**Task statement:** Copy out all lines in the data below containing the string "Ctrl".

**Extracted material:**
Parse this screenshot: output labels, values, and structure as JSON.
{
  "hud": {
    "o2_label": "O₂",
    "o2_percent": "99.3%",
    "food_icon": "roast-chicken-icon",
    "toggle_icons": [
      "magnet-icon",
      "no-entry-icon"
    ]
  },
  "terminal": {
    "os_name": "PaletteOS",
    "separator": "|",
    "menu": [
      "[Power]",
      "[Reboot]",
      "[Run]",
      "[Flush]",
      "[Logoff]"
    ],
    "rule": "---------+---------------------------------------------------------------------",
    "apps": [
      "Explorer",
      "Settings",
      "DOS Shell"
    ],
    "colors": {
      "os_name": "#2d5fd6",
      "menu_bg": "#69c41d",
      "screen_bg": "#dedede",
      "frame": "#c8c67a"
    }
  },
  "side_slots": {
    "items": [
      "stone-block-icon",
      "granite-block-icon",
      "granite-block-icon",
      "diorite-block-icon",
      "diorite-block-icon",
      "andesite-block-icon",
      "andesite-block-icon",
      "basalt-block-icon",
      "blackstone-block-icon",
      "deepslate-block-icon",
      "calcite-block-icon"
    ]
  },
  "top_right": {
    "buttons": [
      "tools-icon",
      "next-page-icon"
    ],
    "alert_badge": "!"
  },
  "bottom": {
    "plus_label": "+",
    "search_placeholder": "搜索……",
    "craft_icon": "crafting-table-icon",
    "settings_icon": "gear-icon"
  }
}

--

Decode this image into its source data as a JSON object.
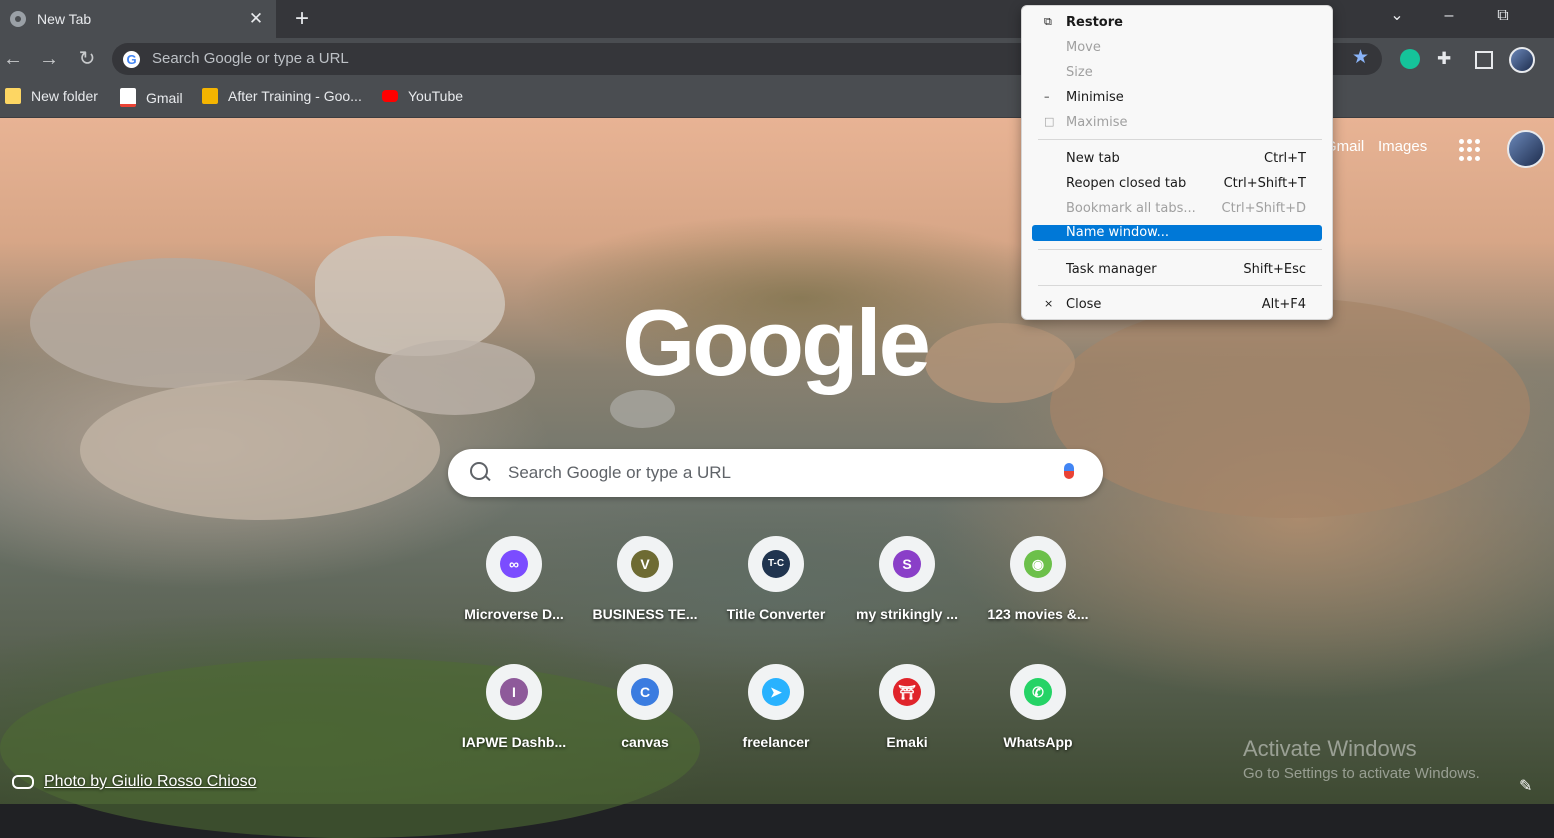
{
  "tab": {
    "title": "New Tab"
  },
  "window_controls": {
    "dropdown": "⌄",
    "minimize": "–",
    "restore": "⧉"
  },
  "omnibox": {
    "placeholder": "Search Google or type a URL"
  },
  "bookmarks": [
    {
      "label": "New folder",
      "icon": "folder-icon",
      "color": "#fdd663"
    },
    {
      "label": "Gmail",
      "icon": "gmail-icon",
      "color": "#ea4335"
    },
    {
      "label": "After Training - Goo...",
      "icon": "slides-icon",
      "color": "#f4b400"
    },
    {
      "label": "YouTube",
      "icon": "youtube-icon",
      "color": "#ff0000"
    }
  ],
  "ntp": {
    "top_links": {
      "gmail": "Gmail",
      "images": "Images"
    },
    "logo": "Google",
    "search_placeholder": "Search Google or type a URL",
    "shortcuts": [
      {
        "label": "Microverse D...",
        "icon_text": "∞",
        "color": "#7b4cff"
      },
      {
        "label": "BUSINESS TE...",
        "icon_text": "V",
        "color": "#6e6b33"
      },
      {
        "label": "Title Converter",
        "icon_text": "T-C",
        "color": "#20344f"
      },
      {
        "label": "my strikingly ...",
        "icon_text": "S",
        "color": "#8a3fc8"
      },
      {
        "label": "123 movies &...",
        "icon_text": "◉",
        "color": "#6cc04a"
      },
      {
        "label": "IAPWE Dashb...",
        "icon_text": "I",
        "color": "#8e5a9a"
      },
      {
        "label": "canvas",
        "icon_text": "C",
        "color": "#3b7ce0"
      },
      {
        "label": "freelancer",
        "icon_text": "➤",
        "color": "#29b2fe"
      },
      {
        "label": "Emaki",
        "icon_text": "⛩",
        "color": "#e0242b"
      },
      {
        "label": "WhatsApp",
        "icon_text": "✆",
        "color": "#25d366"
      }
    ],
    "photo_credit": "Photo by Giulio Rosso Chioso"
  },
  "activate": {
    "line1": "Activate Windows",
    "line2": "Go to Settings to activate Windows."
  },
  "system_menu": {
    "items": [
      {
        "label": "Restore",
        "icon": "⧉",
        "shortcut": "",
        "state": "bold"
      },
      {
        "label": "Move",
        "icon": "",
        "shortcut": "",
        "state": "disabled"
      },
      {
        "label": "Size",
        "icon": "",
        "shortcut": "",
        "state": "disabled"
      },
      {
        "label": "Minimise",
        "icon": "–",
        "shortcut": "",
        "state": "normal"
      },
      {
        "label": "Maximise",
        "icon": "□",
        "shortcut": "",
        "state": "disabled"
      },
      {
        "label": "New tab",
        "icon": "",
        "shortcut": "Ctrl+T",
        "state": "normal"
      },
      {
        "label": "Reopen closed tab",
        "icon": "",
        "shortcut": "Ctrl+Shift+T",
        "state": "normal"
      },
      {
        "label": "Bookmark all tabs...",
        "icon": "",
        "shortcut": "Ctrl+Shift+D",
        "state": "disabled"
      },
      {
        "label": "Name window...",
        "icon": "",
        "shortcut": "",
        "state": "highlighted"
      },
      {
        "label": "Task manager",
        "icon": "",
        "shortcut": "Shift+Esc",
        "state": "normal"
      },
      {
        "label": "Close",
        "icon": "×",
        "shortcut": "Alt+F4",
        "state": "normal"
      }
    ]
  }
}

**Task response:**
        "shortcut": "Ctrl+T",
        "shortcut": "Ctrl+Shift+T",
        "shortcut": "Ctrl+Shift+D",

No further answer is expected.